------ Recorded data ------
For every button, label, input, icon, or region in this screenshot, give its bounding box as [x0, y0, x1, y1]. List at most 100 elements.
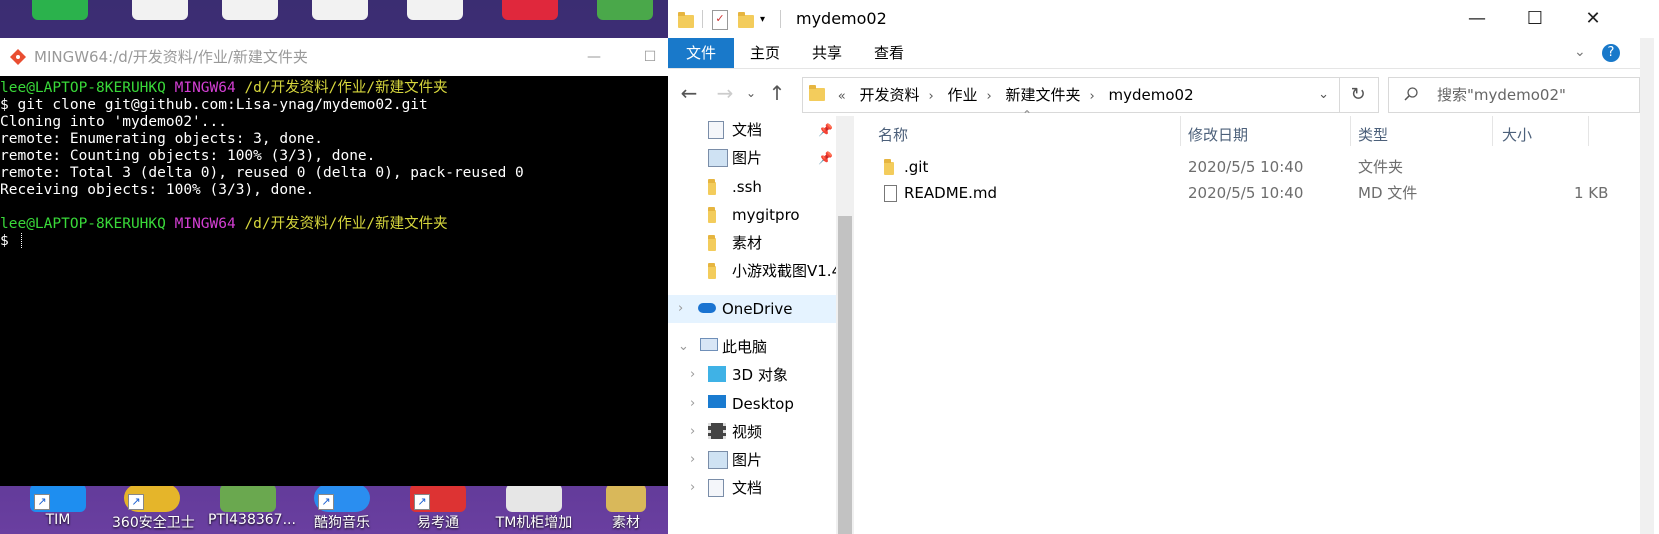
- chevron-right-icon[interactable]: ›: [690, 474, 695, 502]
- search-box[interactable]: 搜索"mydemo02": [1388, 77, 1640, 113]
- minimize-button[interactable]: —: [1448, 0, 1506, 38]
- output-line: $ git clone git@github.com:Lisa-ynag/myd…: [0, 97, 428, 113]
- chevron-right-icon[interactable]: ›: [690, 361, 695, 389]
- pin-icon[interactable]: 📌: [818, 144, 833, 172]
- file-icon: [884, 185, 897, 202]
- close-button[interactable]: ✕: [1564, 0, 1622, 38]
- breadcrumb-overflow[interactable]: «: [838, 89, 846, 104]
- expand-ribbon-icon[interactable]: ⌄: [1574, 44, 1586, 60]
- chevron-right-icon[interactable]: ›: [1090, 89, 1095, 104]
- nav-item-sucai[interactable]: 素材: [668, 229, 836, 257]
- desktop-icon-top-3[interactable]: [210, 0, 290, 20]
- chevron-right-icon[interactable]: ›: [987, 89, 992, 104]
- back-button[interactable]: ←: [676, 79, 702, 107]
- terminal-titlebar[interactable]: MINGW64:/d/开发资料/作业/新建文件夹 — ☐: [0, 38, 668, 76]
- terminal-output[interactable]: lee@LAPTOP-8KERUHKQ MINGW64 /d/开发资料/作业/新…: [0, 76, 668, 250]
- desktop-icon-pti[interactable]: PTI438367...: [208, 484, 296, 528]
- desktop-icon-top-5[interactable]: [395, 0, 475, 20]
- explorer-titlebar[interactable]: ✓ ▾ mydemo02 — ☐ ✕: [668, 0, 1640, 38]
- nav-item-documents-pinned[interactable]: 文档 📌: [668, 116, 836, 144]
- navigation-pane-scrollbar[interactable]: [836, 116, 854, 534]
- maximize-button[interactable]: ☐: [630, 38, 670, 76]
- desktop-icon-sucai[interactable]: 素材: [586, 484, 666, 532]
- tim-icon: ↗: [30, 484, 86, 512]
- desktop-icon-top-1[interactable]: [20, 0, 100, 20]
- desktop-icon-360[interactable]: ↗ 360安全卫士: [112, 484, 195, 532]
- column-header-type[interactable]: 类型: [1358, 122, 1388, 148]
- breadcrumb-item[interactable]: mydemo02: [1109, 86, 1194, 104]
- file-explorer-window[interactable]: ✓ ▾ mydemo02 — ☐ ✕ 文件 主页 共享 查看 ⌄ ? ← → ⌄…: [668, 0, 1640, 534]
- desktop-icon-top-6[interactable]: [490, 0, 570, 20]
- address-bar[interactable]: « 开发资料 › 作业 › 新建文件夹 › mydemo02 ⌄: [802, 77, 1340, 113]
- recent-locations-button[interactable]: ⌄: [738, 79, 764, 107]
- desktop-icon-kugou[interactable]: ↗ 酷狗音乐: [302, 484, 382, 532]
- tab-home[interactable]: 主页: [734, 38, 796, 68]
- tab-file[interactable]: 文件: [668, 38, 734, 68]
- breadcrumb-item[interactable]: 开发资料: [860, 86, 920, 104]
- nav-item-label: 素材: [732, 234, 763, 252]
- document-icon: [312, 0, 368, 20]
- prompt-line: lee@LAPTOP-8KERUHKQ MINGW64 /d/开发资料/作业/新…: [0, 80, 668, 97]
- help-icon[interactable]: ?: [1602, 44, 1620, 62]
- maximize-button[interactable]: ☐: [1506, 0, 1564, 38]
- nav-item-videos[interactable]: › 视频: [668, 418, 836, 446]
- desktop-icon-tm[interactable]: TM机柜增加: [494, 484, 574, 532]
- chevron-right-icon[interactable]: ›: [690, 446, 695, 474]
- folder-icon: [708, 235, 716, 251]
- file-row[interactable]: .git 2020/5/5 10:40 文件夹: [854, 154, 1640, 180]
- up-button[interactable]: ↑: [764, 79, 790, 107]
- nav-item-ssh[interactable]: .ssh: [668, 173, 836, 201]
- refresh-button[interactable]: ↻: [1338, 77, 1379, 113]
- chevron-right-icon[interactable]: ›: [690, 418, 695, 446]
- this-pc-icon: [700, 338, 718, 351]
- nav-item-desktop[interactable]: › Desktop: [668, 390, 836, 418]
- address-dropdown-icon[interactable]: ⌄: [1318, 78, 1329, 112]
- file-row[interactable]: README.md 2020/5/5 10:40 MD 文件 1 KB: [854, 180, 1640, 206]
- nav-item-3d-objects[interactable]: › 3D 对象: [668, 361, 836, 389]
- terminal-window[interactable]: MINGW64:/d/开发资料/作业/新建文件夹 — ☐ lee@LAPTOP-…: [0, 38, 668, 486]
- breadcrumb-item[interactable]: 新建文件夹: [1006, 86, 1081, 104]
- chevron-right-icon[interactable]: ›: [929, 89, 934, 104]
- nav-item-mygitpro[interactable]: mygitpro: [668, 201, 836, 229]
- forward-button[interactable]: →: [712, 79, 738, 107]
- column-header-name[interactable]: 名称: [878, 122, 908, 148]
- properties-icon[interactable]: ✓: [712, 10, 728, 30]
- customize-toolbar-icon[interactable]: ▾: [760, 14, 765, 32]
- breadcrumb-item[interactable]: 作业: [948, 86, 978, 104]
- column-header-date[interactable]: 修改日期: [1188, 122, 1248, 148]
- desktop-icon-top-2[interactable]: [120, 0, 200, 20]
- chevron-right-icon[interactable]: ›: [690, 390, 695, 418]
- scrollbar-track[interactable]: [1640, 38, 1654, 534]
- tab-view[interactable]: 查看: [858, 38, 920, 68]
- column-divider[interactable]: [1350, 116, 1351, 146]
- column-divider[interactable]: [1180, 116, 1181, 146]
- desktop-icon-top-4[interactable]: [300, 0, 380, 20]
- archive-icon: [220, 484, 276, 512]
- nav-item-label: 此电脑: [722, 338, 768, 356]
- desktop-icon-label: 360安全卫士: [112, 515, 195, 531]
- chevron-right-icon[interactable]: ›: [678, 295, 683, 323]
- column-divider[interactable]: [1588, 116, 1589, 146]
- tab-share[interactable]: 共享: [796, 38, 858, 68]
- minimize-button[interactable]: —: [574, 38, 614, 76]
- nav-item-game-screenshots[interactable]: 小游戏截图V1.4: [668, 257, 836, 285]
- pin-icon[interactable]: 📌: [818, 116, 833, 144]
- desktop-icon-exam[interactable]: ↗ 易考通: [398, 484, 478, 532]
- desktop-icon-tim[interactable]: ↗ TIM: [18, 484, 98, 528]
- prompt-path: /d/开发资料/作业/新建文件夹: [244, 80, 448, 96]
- search-icon: [1404, 87, 1418, 101]
- nav-item-documents[interactable]: › 文档: [668, 474, 836, 502]
- scrollbar-thumb[interactable]: [838, 216, 852, 534]
- column-header-size[interactable]: 大小: [1502, 122, 1532, 148]
- prompt-path: /d/开发资料/作业/新建文件夹: [244, 216, 448, 232]
- nav-item-this-pc[interactable]: ⌄ 此电脑: [668, 333, 836, 361]
- nav-item-pictures[interactable]: › 图片: [668, 446, 836, 474]
- nav-item-pictures-pinned[interactable]: 图片 📌: [668, 144, 836, 172]
- nav-item-onedrive[interactable]: › OneDrive: [668, 295, 836, 323]
- 3d-objects-icon: [708, 366, 726, 382]
- desktop-icon-top-7[interactable]: [585, 0, 665, 20]
- file-list[interactable]: ⌃ 名称 修改日期 类型 大小 .git 2020/5/5 10:40 文件夹 …: [854, 108, 1640, 534]
- input-line[interactable]: $: [0, 233, 668, 250]
- chevron-down-icon[interactable]: ⌄: [678, 333, 689, 361]
- column-divider[interactable]: [1492, 116, 1493, 146]
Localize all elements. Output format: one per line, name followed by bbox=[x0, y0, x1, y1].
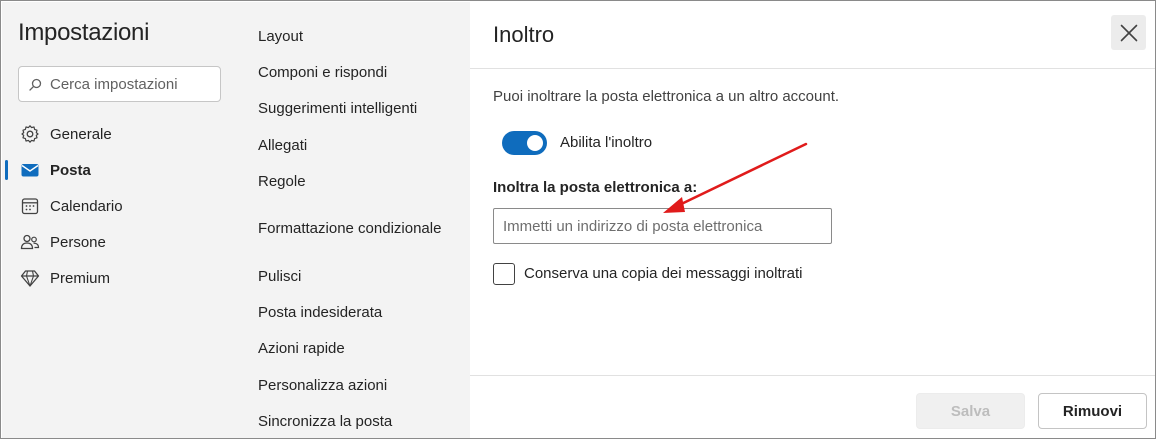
------
*Prompt:* Copy every row above word for word, leaving out the pictures.

*Completed exercise:*
For every button, label, input, icon, or region in this screenshot, give its bounding box as [x0, y0, x1, y1]. List at most 100 elements.
- chevron-right-icon[interactable]: ›: [690, 474, 695, 502]
- search-box[interactable]: 搜索"mydemo02": [1388, 77, 1640, 113]
- minimize-button[interactable]: —: [1448, 0, 1506, 38]
- output-line: $ git clone git@github.com:Lisa-ynag/myd…: [0, 97, 428, 113]
- chevron-right-icon[interactable]: ›: [690, 361, 695, 389]
- pin-icon[interactable]: 📌: [818, 144, 833, 172]
- file-icon: [884, 185, 897, 202]
- close-button[interactable]: ✕: [1564, 0, 1622, 38]
- breadcrumb-overflow[interactable]: «: [838, 89, 846, 104]
- expand-ribbon-icon[interactable]: ⌄: [1574, 44, 1586, 60]
- chevron-right-icon[interactable]: ›: [1090, 89, 1095, 104]
- nav-item-sucai[interactable]: 素材: [668, 229, 836, 257]
- desktop-icon-top-3[interactable]: [210, 0, 290, 20]
- chevron-right-icon[interactable]: ›: [987, 89, 992, 104]
- back-button[interactable]: ←: [676, 79, 702, 107]
- terminal-titlebar[interactable]: MINGW64:/d/开发资料/作业/新建文件夹 — ☐: [0, 38, 668, 76]
- terminal-output[interactable]: lee@LAPTOP-8KERUHKQ MINGW64 /d/开发资料/作业/新…: [0, 76, 668, 250]
- desktop-icon-pti[interactable]: PTI438367...: [208, 484, 296, 528]
- desktop-icon-top-5[interactable]: [395, 0, 475, 20]
- explorer-titlebar[interactable]: ✓ ▾ mydemo02 — ☐ ✕: [668, 0, 1640, 38]
- nav-item-documents-pinned[interactable]: 文档 📌: [668, 116, 836, 144]
- navigation-pane-scrollbar[interactable]: [836, 116, 854, 534]
- maximize-button[interactable]: ☐: [630, 38, 670, 76]
- desktop-icon-sucai[interactable]: 素材: [586, 484, 666, 532]
- tim-icon: ↗: [30, 484, 86, 512]
- desktop-icon-top-1[interactable]: [20, 0, 100, 20]
- desktop-icon-360[interactable]: ↗ 360安全卫士: [112, 484, 195, 532]
- column-header-type[interactable]: 类型: [1358, 122, 1388, 148]
- breadcrumb-item[interactable]: mydemo02: [1109, 86, 1194, 104]
- file-explorer-window[interactable]: ✓ ▾ mydemo02 — ☐ ✕ 文件 主页 共享 查看 ⌄ ? ← → ⌄…: [668, 0, 1640, 534]
- desktop-icon-top-6[interactable]: [490, 0, 570, 20]
- address-bar[interactable]: « 开发资料 › 作业 › 新建文件夹 › mydemo02 ⌄: [802, 77, 1340, 113]
- recent-locations-button[interactable]: ⌄: [738, 79, 764, 107]
- desktop-icon-kugou[interactable]: ↗ 酷狗音乐: [302, 484, 382, 532]
- tab-home[interactable]: 主页: [734, 38, 796, 68]
- tab-file[interactable]: 文件: [668, 38, 734, 68]
- breadcrumb-item[interactable]: 开发资料: [860, 86, 920, 104]
- nav-item-label: 素材: [732, 234, 763, 252]
- document-icon: [312, 0, 368, 20]
- prompt-line: lee@LAPTOP-8KERUHKQ MINGW64 /d/开发资料/作业/新…: [0, 80, 668, 97]
- help-icon[interactable]: ?: [1602, 44, 1620, 62]
- maximize-button[interactable]: ☐: [1506, 0, 1564, 38]
- nav-item-videos[interactable]: › 视频: [668, 418, 836, 446]
- desktop-icon-tm[interactable]: TM机柜增加: [494, 484, 574, 532]
- chevron-right-icon[interactable]: ›: [690, 446, 695, 474]
- folder-icon: [708, 235, 716, 251]
- file-row[interactable]: .git 2020/5/5 10:40 文件夹: [854, 154, 1640, 180]
- up-button[interactable]: ↑: [764, 79, 790, 107]
- nav-item-ssh[interactable]: .ssh: [668, 173, 836, 201]
- refresh-button[interactable]: ↻: [1338, 77, 1379, 113]
- chevron-right-icon[interactable]: ›: [690, 418, 695, 446]
- this-pc-icon: [700, 338, 718, 351]
- nav-item-desktop[interactable]: › Desktop: [668, 390, 836, 418]
- address-dropdown-icon[interactable]: ⌄: [1318, 78, 1329, 112]
- file-row[interactable]: README.md 2020/5/5 10:40 MD 文件 1 KB: [854, 180, 1640, 206]
- nav-item-3d-objects[interactable]: › 3D 对象: [668, 361, 836, 389]
- terminal-window[interactable]: MINGW64:/d/开发资料/作业/新建文件夹 — ☐ lee@LAPTOP-…: [0, 38, 668, 486]
- breadcrumb-item[interactable]: 新建文件夹: [1006, 86, 1081, 104]
- chevron-right-icon[interactable]: ›: [929, 89, 934, 104]
- nav-item-mygitpro[interactable]: mygitpro: [668, 201, 836, 229]
- forward-button[interactable]: →: [712, 79, 738, 107]
- column-header-name[interactable]: 名称: [878, 122, 908, 148]
- properties-icon[interactable]: ✓: [712, 10, 728, 30]
- customize-toolbar-icon[interactable]: ▾: [760, 14, 765, 32]
- breadcrumb-item[interactable]: 作业: [948, 86, 978, 104]
- column-header-date[interactable]: 修改日期: [1188, 122, 1248, 148]
- desktop-icon-top-2[interactable]: [120, 0, 200, 20]
- chevron-right-icon[interactable]: ›: [690, 390, 695, 418]
- scrollbar-track[interactable]: [1640, 38, 1654, 534]
- tab-view[interactable]: 查看: [858, 38, 920, 68]
- column-divider[interactable]: [1350, 116, 1351, 146]
- column-divider[interactable]: [1180, 116, 1181, 146]
- desktop-icon-top-4[interactable]: [300, 0, 380, 20]
- archive-icon: [220, 484, 276, 512]
- nav-item-label: 此电脑: [722, 338, 768, 356]
- desktop-icon-label: 360安全卫士: [112, 515, 195, 531]
- chevron-right-icon[interactable]: ›: [678, 295, 683, 323]
- column-divider[interactable]: [1588, 116, 1589, 146]
- tab-share[interactable]: 共享: [796, 38, 858, 68]
- minimize-button[interactable]: —: [574, 38, 614, 76]
- nav-item-game-screenshots[interactable]: 小游戏截图V1.4: [668, 257, 836, 285]
- pin-icon[interactable]: 📌: [818, 116, 833, 144]
- desktop-icon-exam[interactable]: ↗ 易考通: [398, 484, 478, 532]
- desktop-icon-tim[interactable]: ↗ TIM: [18, 484, 98, 528]
- prompt-path: /d/开发资料/作业/新建文件夹: [244, 80, 448, 96]
- search-icon: [1404, 87, 1418, 101]
- nav-item-documents[interactable]: › 文档: [668, 474, 836, 502]
- scrollbar-thumb[interactable]: [838, 216, 852, 534]
- column-header-size[interactable]: 大小: [1502, 122, 1532, 148]
- prompt-path: /d/开发资料/作业/新建文件夹: [244, 216, 448, 232]
- nav-item-this-pc[interactable]: ⌄ 此电脑: [668, 333, 836, 361]
- nav-item-pictures[interactable]: › 图片: [668, 446, 836, 474]
- nav-item-pictures-pinned[interactable]: 图片 📌: [668, 144, 836, 172]
- nav-item-onedrive[interactable]: › OneDrive: [668, 295, 836, 323]
- 3d-objects-icon: [708, 366, 726, 382]
- desktop-icon-top-7[interactable]: [585, 0, 665, 20]
- file-list[interactable]: ⌃ 名称 修改日期 类型 大小 .git 2020/5/5 10:40 文件夹 …: [854, 108, 1640, 534]
- input-line[interactable]: $: [0, 233, 668, 250]
- chevron-down-icon[interactable]: ⌄: [678, 333, 689, 361]
- column-divider[interactable]: [1492, 116, 1493, 146]
Localize all elements. Output format: one per line, name followed by bbox=[x0, y0, x1, y1].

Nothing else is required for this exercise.